§ TASK INSTRUCTIONS
The response should hold each line from the entries below where "icon" is found.

######

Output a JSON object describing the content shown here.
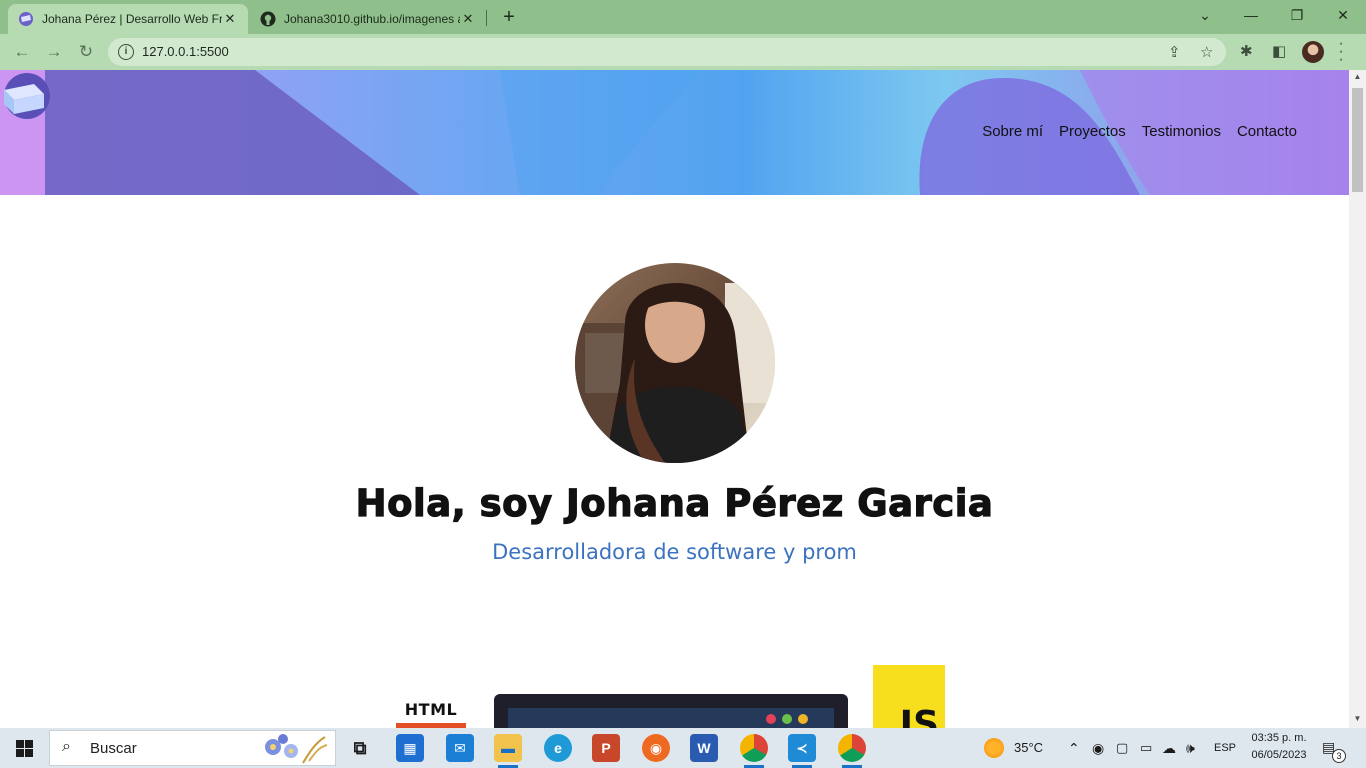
{
  "browser": {
    "tabs": [
      {
        "title": "Johana Pérez | Desarrollo Web Fr",
        "favicon": "portfolio-logo-icon",
        "active": true
      },
      {
        "title": "Johana3010.github.io/imagenes a",
        "favicon": "github-icon",
        "active": false
      }
    ],
    "url": "127.0.0.1:5500",
    "window_controls": [
      "chevron-down-icon",
      "minimize-icon",
      "restore-icon",
      "close-icon"
    ]
  },
  "page": {
    "nav": [
      "Sobre mí",
      "Proyectos",
      "Testimonios",
      "Contacto"
    ],
    "headline": "Hola, soy Johana Pérez Garcia",
    "subtitle": "Desarrolladora de software y prom",
    "skills": {
      "html": "HTML",
      "js": "JS"
    }
  },
  "taskbar": {
    "search_placeholder": "Buscar",
    "weather": "35°C",
    "language": "ESP",
    "time": "03:35 p. m.",
    "date": "06/05/2023",
    "notifications": "3"
  },
  "colors": {
    "tab_strip": "#8fbf8a",
    "toolbar": "#b6dbb3",
    "subtitle": "#3c73c0",
    "html_bar": "#e34f26",
    "js_yellow": "#f7df1e"
  }
}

######

§ PROBLEM SOLUTION
        "favicon": "portfolio-logo-icon",
        "favicon": "github-icon",
      "chevron-down-icon",
      "minimize-icon",
      "restore-icon",
      "close-icon"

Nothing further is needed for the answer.